## Aim
Copy the listing below in full and skip every picture.

## Entries with figure data
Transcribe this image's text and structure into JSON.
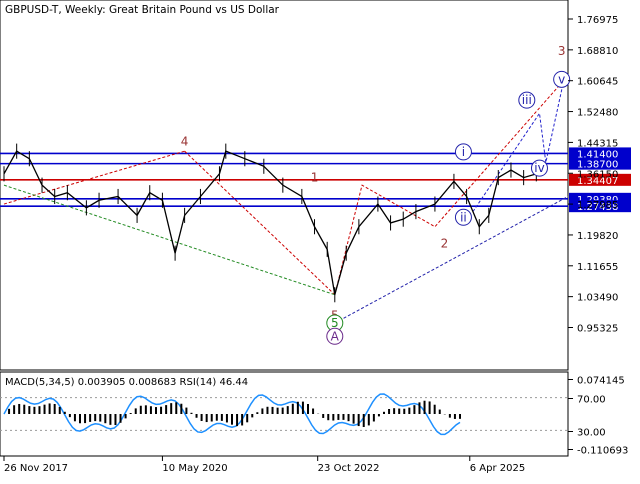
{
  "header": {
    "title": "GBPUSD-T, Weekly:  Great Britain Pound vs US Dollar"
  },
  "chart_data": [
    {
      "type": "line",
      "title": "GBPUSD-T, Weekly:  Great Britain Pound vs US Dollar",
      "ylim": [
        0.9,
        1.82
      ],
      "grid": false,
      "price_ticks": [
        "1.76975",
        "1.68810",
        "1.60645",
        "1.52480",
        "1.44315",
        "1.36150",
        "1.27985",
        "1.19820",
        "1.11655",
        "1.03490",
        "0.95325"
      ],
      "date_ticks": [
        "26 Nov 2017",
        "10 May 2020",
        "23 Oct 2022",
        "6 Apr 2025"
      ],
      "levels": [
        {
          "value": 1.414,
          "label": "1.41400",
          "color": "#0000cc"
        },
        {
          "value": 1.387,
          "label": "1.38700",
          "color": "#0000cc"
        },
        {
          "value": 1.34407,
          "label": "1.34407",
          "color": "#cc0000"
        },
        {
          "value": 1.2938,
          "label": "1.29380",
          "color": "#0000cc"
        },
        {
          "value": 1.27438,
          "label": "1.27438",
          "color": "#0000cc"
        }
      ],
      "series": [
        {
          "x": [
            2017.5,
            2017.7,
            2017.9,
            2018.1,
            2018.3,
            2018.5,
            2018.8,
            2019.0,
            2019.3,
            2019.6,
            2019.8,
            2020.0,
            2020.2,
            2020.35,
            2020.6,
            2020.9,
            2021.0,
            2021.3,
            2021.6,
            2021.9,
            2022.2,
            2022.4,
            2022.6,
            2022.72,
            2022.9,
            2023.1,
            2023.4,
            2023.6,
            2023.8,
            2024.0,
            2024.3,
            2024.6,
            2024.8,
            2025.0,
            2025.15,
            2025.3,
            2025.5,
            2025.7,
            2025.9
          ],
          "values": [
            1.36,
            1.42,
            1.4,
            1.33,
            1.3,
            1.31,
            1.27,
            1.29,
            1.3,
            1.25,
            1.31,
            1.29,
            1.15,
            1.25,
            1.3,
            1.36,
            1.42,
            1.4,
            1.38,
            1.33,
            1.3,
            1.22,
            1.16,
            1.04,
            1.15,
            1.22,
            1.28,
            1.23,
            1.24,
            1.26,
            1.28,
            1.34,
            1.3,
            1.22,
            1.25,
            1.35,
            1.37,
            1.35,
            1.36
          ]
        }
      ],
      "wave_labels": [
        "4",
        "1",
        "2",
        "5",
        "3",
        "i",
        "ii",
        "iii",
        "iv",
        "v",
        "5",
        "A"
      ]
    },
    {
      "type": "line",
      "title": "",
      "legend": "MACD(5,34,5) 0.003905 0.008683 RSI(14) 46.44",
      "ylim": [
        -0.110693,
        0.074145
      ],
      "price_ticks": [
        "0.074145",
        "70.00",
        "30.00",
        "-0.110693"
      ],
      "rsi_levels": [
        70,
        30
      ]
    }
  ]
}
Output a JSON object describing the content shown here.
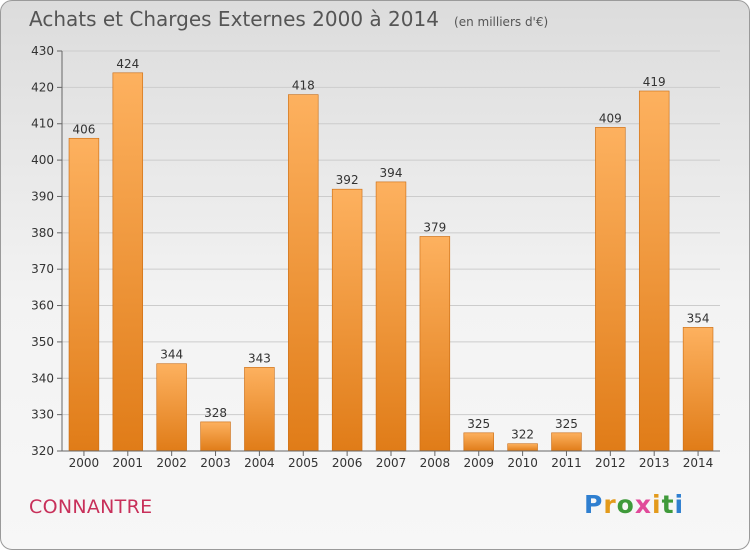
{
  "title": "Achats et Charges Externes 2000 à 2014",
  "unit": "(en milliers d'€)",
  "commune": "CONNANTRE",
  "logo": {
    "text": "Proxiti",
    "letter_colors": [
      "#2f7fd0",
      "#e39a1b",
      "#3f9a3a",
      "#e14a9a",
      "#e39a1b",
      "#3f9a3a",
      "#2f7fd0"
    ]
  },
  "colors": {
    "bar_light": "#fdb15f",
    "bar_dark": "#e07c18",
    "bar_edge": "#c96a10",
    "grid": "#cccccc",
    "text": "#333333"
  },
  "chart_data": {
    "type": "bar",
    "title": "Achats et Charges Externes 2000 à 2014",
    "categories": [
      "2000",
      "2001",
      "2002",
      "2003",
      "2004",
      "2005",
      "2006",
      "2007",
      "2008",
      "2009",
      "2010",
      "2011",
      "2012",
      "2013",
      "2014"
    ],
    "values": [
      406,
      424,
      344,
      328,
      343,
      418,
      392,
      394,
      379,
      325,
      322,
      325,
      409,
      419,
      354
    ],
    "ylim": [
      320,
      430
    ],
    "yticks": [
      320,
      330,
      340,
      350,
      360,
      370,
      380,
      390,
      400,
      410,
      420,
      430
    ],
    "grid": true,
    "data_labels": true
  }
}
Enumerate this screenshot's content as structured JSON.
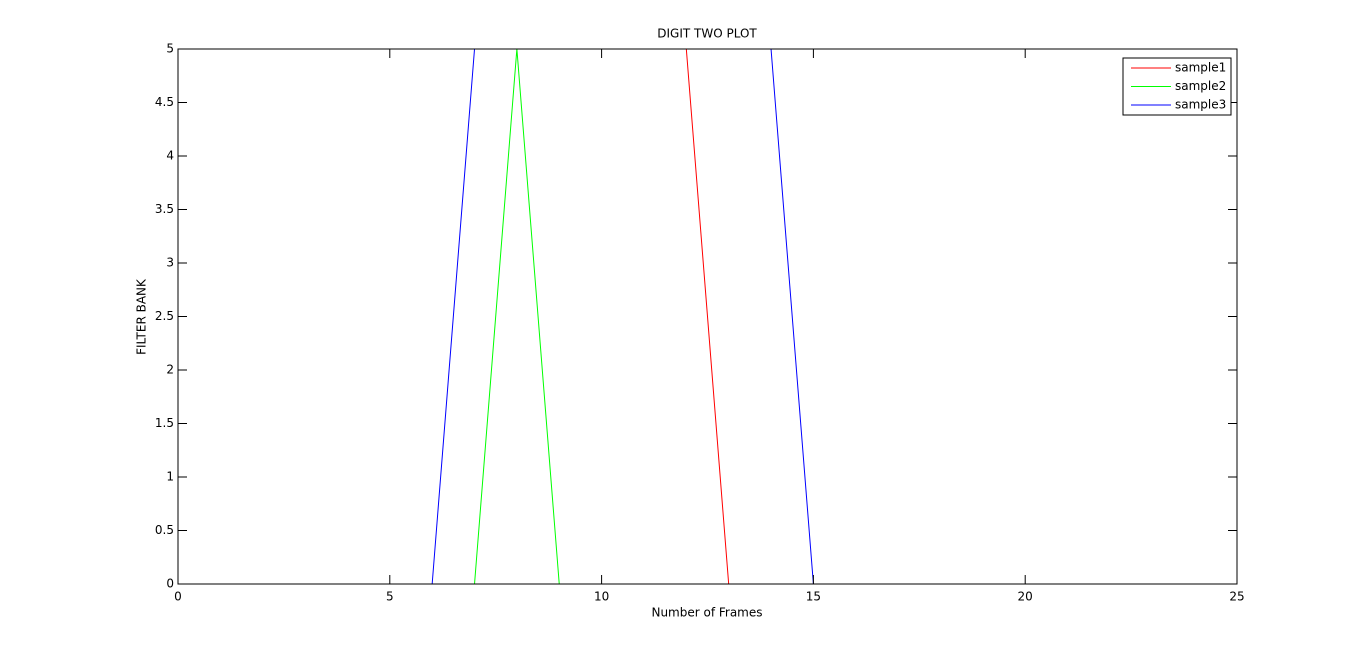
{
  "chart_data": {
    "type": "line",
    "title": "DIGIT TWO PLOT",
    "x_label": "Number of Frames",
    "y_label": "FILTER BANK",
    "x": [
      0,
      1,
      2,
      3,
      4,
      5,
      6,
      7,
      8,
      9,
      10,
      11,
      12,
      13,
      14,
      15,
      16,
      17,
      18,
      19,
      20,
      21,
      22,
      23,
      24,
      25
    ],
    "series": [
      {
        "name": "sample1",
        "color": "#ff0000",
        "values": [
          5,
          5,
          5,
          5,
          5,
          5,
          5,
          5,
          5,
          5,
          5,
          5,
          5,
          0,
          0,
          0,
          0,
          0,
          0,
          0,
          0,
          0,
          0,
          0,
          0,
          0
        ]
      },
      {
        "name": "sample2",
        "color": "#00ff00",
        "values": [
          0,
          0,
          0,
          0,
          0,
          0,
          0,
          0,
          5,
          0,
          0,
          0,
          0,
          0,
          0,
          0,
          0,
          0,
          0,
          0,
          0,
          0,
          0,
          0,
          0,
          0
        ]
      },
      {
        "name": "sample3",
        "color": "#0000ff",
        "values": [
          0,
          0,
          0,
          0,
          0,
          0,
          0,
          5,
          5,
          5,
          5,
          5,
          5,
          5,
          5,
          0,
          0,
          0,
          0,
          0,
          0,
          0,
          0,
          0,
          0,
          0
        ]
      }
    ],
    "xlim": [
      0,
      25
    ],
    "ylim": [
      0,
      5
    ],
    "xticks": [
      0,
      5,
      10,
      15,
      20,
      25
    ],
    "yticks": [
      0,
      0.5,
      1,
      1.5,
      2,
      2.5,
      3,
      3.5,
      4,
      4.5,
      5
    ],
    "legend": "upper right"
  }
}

## Task result
Transcribe this image's text and structure into JSON.
{
  "header": {
    "title": "GBPUSD-T, Weekly:  Great Britain Pound vs US Dollar"
  },
  "chart_data": [
    {
      "type": "line",
      "title": "GBPUSD-T, Weekly:  Great Britain Pound vs US Dollar",
      "ylim": [
        0.9,
        1.82
      ],
      "grid": false,
      "price_ticks": [
        "1.76975",
        "1.68810",
        "1.60645",
        "1.52480",
        "1.44315",
        "1.36150",
        "1.27985",
        "1.19820",
        "1.11655",
        "1.03490",
        "0.95325"
      ],
      "date_ticks": [
        "26 Nov 2017",
        "10 May 2020",
        "23 Oct 2022",
        "6 Apr 2025"
      ],
      "levels": [
        {
          "value": 1.414,
          "label": "1.41400",
          "color": "#0000cc"
        },
        {
          "value": 1.387,
          "label": "1.38700",
          "color": "#0000cc"
        },
        {
          "value": 1.34407,
          "label": "1.34407",
          "color": "#cc0000"
        },
        {
          "value": 1.2938,
          "label": "1.29380",
          "color": "#0000cc"
        },
        {
          "value": 1.27438,
          "label": "1.27438",
          "color": "#0000cc"
        }
      ],
      "series": [
        {
          "x": [
            2017.5,
            2017.7,
            2017.9,
            2018.1,
            2018.3,
            2018.5,
            2018.8,
            2019.0,
            2019.3,
            2019.6,
            2019.8,
            2020.0,
            2020.2,
            2020.35,
            2020.6,
            2020.9,
            2021.0,
            2021.3,
            2021.6,
            2021.9,
            2022.2,
            2022.4,
            2022.6,
            2022.72,
            2022.9,
            2023.1,
            2023.4,
            2023.6,
            2023.8,
            2024.0,
            2024.3,
            2024.6,
            2024.8,
            2025.0,
            2025.15,
            2025.3,
            2025.5,
            2025.7,
            2025.9
          ],
          "values": [
            1.36,
            1.42,
            1.4,
            1.33,
            1.3,
            1.31,
            1.27,
            1.29,
            1.3,
            1.25,
            1.31,
            1.29,
            1.15,
            1.25,
            1.3,
            1.36,
            1.42,
            1.4,
            1.38,
            1.33,
            1.3,
            1.22,
            1.16,
            1.04,
            1.15,
            1.22,
            1.28,
            1.23,
            1.24,
            1.26,
            1.28,
            1.34,
            1.3,
            1.22,
            1.25,
            1.35,
            1.37,
            1.35,
            1.36
          ]
        }
      ],
      "wave_labels": [
        "4",
        "1",
        "2",
        "5",
        "3",
        "i",
        "ii",
        "iii",
        "iv",
        "v",
        "5",
        "A"
      ]
    },
    {
      "type": "line",
      "title": "",
      "legend": "MACD(5,34,5) 0.003905 0.008683 RSI(14) 46.44",
      "ylim": [
        -0.110693,
        0.074145
      ],
      "price_ticks": [
        "0.074145",
        "70.00",
        "30.00",
        "-0.110693"
      ],
      "rsi_levels": [
        70,
        30
      ]
    }
  ]
}
Output a JSON object describing the content shown here.
{
  "title": "Achats et Charges Externes 2000 à 2014",
  "unit": "(en milliers d'€)",
  "commune": "CONNANTRE",
  "logo": {
    "text": "Proxiti",
    "letter_colors": [
      "#2f7fd0",
      "#e39a1b",
      "#3f9a3a",
      "#e14a9a",
      "#e39a1b",
      "#3f9a3a",
      "#2f7fd0"
    ]
  },
  "colors": {
    "bar_light": "#fdb15f",
    "bar_dark": "#e07c18",
    "bar_edge": "#c96a10",
    "grid": "#cccccc",
    "text": "#333333"
  },
  "chart_data": {
    "type": "bar",
    "title": "Achats et Charges Externes 2000 à 2014",
    "categories": [
      "2000",
      "2001",
      "2002",
      "2003",
      "2004",
      "2005",
      "2006",
      "2007",
      "2008",
      "2009",
      "2010",
      "2011",
      "2012",
      "2013",
      "2014"
    ],
    "values": [
      406,
      424,
      344,
      328,
      343,
      418,
      392,
      394,
      379,
      325,
      322,
      325,
      409,
      419,
      354
    ],
    "ylim": [
      320,
      430
    ],
    "yticks": [
      320,
      330,
      340,
      350,
      360,
      370,
      380,
      390,
      400,
      410,
      420,
      430
    ],
    "grid": true,
    "data_labels": true
  }
}
Enumerate this screenshot's content as structured JSON.
{
  "chart_data": {
    "type": "line",
    "title": "DIGIT TWO PLOT",
    "x_label": "Number of Frames",
    "y_label": "FILTER BANK",
    "x": [
      0,
      1,
      2,
      3,
      4,
      5,
      6,
      7,
      8,
      9,
      10,
      11,
      12,
      13,
      14,
      15,
      16,
      17,
      18,
      19,
      20,
      21,
      22,
      23,
      24,
      25
    ],
    "series": [
      {
        "name": "sample1",
        "color": "#ff0000",
        "values": [
          5,
          5,
          5,
          5,
          5,
          5,
          5,
          5,
          5,
          5,
          5,
          5,
          5,
          0,
          0,
          0,
          0,
          0,
          0,
          0,
          0,
          0,
          0,
          0,
          0,
          0
        ]
      },
      {
        "name": "sample2",
        "color": "#00ff00",
        "values": [
          0,
          0,
          0,
          0,
          0,
          0,
          0,
          0,
          5,
          0,
          0,
          0,
          0,
          0,
          0,
          0,
          0,
          0,
          0,
          0,
          0,
          0,
          0,
          0,
          0,
          0
        ]
      },
      {
        "name": "sample3",
        "color": "#0000ff",
        "values": [
          0,
          0,
          0,
          0,
          0,
          0,
          0,
          5,
          5,
          5,
          5,
          5,
          5,
          5,
          5,
          0,
          0,
          0,
          0,
          0,
          0,
          0,
          0,
          0,
          0,
          0
        ]
      }
    ],
    "xlim": [
      0,
      25
    ],
    "ylim": [
      0,
      5
    ],
    "xticks": [
      0,
      5,
      10,
      15,
      20,
      25
    ],
    "yticks": [
      0,
      0.5,
      1,
      1.5,
      2,
      2.5,
      3,
      3.5,
      4,
      4.5,
      5
    ],
    "legend": "upper right"
  }
}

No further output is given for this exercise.